------ Data for processing

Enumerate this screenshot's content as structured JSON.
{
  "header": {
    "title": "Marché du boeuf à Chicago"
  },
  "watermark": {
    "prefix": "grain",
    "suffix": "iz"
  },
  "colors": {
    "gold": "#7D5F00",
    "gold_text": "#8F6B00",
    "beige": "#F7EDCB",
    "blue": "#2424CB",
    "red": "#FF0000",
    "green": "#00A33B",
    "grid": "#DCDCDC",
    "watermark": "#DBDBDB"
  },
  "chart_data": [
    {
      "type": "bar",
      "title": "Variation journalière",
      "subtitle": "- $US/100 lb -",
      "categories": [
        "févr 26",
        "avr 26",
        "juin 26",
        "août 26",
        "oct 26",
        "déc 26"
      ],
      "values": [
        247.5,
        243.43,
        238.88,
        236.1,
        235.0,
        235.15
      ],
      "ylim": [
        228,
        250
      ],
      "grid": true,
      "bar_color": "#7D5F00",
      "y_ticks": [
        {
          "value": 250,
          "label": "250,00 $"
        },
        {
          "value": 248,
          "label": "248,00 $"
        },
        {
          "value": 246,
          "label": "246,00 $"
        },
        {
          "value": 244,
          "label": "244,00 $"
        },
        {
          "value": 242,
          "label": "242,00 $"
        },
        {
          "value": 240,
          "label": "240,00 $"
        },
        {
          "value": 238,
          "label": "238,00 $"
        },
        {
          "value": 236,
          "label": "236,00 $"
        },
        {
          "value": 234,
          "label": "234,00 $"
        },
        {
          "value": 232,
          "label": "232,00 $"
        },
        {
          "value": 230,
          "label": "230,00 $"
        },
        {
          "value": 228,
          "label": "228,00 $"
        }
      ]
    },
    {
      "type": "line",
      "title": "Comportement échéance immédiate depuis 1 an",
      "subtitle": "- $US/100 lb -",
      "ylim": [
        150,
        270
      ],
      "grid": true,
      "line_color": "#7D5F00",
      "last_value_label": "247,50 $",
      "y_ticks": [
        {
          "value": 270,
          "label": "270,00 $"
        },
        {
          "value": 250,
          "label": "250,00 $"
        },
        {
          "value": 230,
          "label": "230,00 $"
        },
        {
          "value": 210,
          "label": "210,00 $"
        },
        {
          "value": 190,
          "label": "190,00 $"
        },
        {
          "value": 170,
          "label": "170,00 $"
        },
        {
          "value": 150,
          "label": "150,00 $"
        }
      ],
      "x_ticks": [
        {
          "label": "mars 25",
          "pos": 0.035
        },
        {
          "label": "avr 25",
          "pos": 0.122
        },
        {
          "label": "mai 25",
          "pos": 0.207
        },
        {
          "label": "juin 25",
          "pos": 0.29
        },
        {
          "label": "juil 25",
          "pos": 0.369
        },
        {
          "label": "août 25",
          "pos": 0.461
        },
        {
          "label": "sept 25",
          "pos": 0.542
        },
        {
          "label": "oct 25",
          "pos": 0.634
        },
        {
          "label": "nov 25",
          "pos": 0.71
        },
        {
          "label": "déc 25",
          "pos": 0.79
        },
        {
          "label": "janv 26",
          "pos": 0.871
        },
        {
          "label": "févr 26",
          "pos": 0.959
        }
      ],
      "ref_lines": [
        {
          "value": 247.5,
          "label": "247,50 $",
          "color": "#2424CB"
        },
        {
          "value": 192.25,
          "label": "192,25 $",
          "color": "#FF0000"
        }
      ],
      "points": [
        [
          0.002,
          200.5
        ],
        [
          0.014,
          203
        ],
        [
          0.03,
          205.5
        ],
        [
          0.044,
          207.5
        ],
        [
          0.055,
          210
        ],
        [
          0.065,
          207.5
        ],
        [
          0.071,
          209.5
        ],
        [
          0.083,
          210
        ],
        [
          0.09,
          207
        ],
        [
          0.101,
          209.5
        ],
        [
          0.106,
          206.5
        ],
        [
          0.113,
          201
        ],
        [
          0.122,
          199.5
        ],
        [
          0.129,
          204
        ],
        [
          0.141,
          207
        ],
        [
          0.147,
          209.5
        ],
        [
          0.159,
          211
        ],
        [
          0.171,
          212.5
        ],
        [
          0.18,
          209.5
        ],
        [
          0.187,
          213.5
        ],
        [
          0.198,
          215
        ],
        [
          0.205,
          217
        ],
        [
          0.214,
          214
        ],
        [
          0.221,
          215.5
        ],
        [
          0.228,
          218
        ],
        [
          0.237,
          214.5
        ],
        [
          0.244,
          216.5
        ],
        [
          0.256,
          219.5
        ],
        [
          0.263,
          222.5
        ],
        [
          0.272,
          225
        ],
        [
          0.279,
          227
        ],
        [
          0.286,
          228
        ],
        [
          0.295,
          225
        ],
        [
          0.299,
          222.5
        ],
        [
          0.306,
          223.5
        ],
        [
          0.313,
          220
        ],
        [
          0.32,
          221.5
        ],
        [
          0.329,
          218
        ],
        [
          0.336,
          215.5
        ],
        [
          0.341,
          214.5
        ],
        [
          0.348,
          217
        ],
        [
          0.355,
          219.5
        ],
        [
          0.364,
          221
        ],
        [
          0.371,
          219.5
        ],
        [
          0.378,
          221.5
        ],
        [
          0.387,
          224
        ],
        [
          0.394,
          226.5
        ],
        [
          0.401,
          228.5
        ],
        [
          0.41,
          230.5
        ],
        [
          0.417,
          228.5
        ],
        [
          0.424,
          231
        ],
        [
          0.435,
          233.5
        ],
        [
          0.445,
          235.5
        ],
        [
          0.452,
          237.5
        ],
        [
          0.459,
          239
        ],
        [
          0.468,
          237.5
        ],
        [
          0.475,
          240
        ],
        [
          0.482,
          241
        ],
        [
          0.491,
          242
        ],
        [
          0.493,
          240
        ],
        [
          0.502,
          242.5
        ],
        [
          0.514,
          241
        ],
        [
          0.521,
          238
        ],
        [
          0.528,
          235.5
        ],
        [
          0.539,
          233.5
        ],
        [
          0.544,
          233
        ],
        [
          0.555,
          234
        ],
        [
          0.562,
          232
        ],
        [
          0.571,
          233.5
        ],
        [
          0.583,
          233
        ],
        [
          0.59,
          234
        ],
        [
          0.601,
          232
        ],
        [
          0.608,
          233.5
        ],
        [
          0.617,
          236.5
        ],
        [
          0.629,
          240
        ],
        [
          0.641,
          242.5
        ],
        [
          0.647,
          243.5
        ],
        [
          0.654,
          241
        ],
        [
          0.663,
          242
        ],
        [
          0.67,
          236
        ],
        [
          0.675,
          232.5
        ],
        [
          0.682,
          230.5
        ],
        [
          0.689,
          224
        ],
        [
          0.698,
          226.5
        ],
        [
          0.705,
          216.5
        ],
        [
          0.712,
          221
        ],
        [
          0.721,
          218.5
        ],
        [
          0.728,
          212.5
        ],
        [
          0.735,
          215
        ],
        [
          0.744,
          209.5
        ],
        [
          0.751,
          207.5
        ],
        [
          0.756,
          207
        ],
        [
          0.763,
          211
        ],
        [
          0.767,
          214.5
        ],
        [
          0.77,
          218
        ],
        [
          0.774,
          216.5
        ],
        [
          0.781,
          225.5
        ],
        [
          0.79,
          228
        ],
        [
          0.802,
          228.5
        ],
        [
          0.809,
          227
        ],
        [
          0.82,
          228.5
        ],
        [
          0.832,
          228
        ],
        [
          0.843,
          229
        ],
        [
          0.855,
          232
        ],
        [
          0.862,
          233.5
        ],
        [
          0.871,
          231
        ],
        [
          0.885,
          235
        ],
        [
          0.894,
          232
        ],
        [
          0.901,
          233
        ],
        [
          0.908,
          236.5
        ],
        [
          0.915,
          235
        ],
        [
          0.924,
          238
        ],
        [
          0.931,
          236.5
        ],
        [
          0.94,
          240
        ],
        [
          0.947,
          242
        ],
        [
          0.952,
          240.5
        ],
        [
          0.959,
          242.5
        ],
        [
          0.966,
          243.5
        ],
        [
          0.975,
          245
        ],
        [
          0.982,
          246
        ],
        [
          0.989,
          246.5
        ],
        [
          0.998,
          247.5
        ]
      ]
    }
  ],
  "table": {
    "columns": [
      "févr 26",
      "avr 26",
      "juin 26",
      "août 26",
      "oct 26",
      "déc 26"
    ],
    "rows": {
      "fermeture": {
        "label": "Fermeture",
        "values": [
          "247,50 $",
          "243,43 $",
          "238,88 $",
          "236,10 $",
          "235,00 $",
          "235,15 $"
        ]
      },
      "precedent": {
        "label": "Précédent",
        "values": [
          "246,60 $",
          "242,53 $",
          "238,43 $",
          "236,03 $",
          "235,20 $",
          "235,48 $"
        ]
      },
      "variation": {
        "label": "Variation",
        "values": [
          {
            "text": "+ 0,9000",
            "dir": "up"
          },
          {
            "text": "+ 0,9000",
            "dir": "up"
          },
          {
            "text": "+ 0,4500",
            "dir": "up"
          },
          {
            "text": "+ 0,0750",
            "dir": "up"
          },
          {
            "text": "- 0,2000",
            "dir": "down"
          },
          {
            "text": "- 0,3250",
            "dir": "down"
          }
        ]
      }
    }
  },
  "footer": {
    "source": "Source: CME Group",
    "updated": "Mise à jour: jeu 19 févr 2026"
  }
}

------------
------ Data for processing

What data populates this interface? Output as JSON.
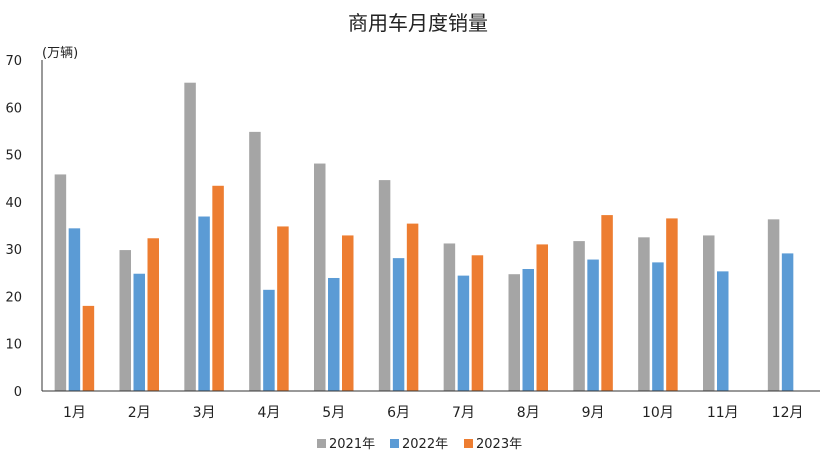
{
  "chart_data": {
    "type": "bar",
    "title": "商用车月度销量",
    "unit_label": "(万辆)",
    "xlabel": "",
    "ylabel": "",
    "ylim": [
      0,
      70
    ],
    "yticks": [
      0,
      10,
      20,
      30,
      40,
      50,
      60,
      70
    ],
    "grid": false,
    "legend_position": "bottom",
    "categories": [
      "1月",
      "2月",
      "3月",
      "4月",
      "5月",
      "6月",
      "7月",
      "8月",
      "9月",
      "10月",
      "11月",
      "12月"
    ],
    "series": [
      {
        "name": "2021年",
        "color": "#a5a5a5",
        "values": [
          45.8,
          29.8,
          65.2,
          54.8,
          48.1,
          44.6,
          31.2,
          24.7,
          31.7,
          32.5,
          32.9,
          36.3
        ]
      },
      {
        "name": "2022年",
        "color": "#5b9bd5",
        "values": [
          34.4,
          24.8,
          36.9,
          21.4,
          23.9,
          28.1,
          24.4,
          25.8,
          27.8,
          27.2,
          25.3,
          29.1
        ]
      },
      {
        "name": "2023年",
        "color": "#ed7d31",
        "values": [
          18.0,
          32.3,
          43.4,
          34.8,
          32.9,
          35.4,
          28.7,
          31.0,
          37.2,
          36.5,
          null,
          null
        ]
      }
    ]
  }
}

------------
------ Data for processing

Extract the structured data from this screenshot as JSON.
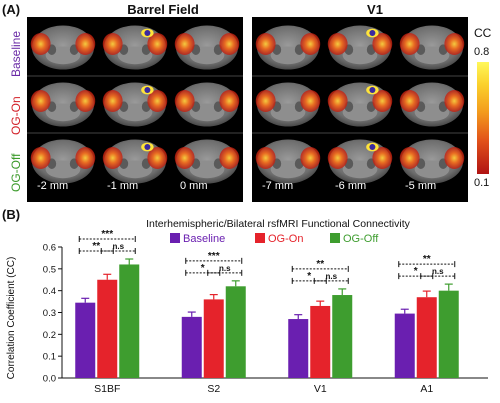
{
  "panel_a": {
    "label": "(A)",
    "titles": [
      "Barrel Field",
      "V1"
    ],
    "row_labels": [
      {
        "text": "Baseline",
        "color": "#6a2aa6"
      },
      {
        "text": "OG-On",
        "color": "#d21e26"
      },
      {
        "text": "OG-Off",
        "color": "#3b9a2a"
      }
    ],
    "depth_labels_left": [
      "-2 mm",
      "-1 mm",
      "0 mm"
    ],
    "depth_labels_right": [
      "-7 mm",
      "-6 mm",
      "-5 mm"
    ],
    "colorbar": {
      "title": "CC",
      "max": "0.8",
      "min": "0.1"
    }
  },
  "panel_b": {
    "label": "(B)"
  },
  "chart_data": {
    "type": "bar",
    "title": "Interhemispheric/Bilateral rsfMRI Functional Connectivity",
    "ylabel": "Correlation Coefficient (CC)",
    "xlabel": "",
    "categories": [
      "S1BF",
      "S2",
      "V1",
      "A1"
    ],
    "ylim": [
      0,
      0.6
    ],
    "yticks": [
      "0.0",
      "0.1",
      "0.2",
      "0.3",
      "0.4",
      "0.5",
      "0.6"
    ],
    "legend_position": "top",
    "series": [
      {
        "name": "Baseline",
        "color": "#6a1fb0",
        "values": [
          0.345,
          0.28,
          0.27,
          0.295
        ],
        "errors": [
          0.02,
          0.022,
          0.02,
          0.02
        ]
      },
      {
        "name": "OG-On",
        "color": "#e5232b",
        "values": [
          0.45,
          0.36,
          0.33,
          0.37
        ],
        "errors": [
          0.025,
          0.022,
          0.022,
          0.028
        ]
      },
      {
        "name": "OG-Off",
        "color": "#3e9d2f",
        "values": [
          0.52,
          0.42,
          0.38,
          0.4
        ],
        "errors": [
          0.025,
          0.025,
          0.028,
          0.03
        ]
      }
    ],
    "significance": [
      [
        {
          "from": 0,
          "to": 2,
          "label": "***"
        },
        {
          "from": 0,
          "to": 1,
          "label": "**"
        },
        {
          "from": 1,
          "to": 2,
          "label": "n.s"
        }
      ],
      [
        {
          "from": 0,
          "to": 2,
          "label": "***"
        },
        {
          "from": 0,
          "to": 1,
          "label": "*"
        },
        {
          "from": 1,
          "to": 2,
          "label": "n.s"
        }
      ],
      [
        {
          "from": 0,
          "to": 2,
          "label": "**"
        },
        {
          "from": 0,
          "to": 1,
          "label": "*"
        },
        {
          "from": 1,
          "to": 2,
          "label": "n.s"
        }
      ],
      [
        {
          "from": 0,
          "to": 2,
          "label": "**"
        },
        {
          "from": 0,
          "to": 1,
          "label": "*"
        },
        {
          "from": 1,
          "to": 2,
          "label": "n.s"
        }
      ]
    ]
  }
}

------------

> Aim:
Find every line in the records above that holds the word "JSON", and copy each one.

> Task output:
Enumerate this screenshot's content as structured JSON.
What data populates this interface? Output as JSON.
Extract the structured data from this screenshot as JSON.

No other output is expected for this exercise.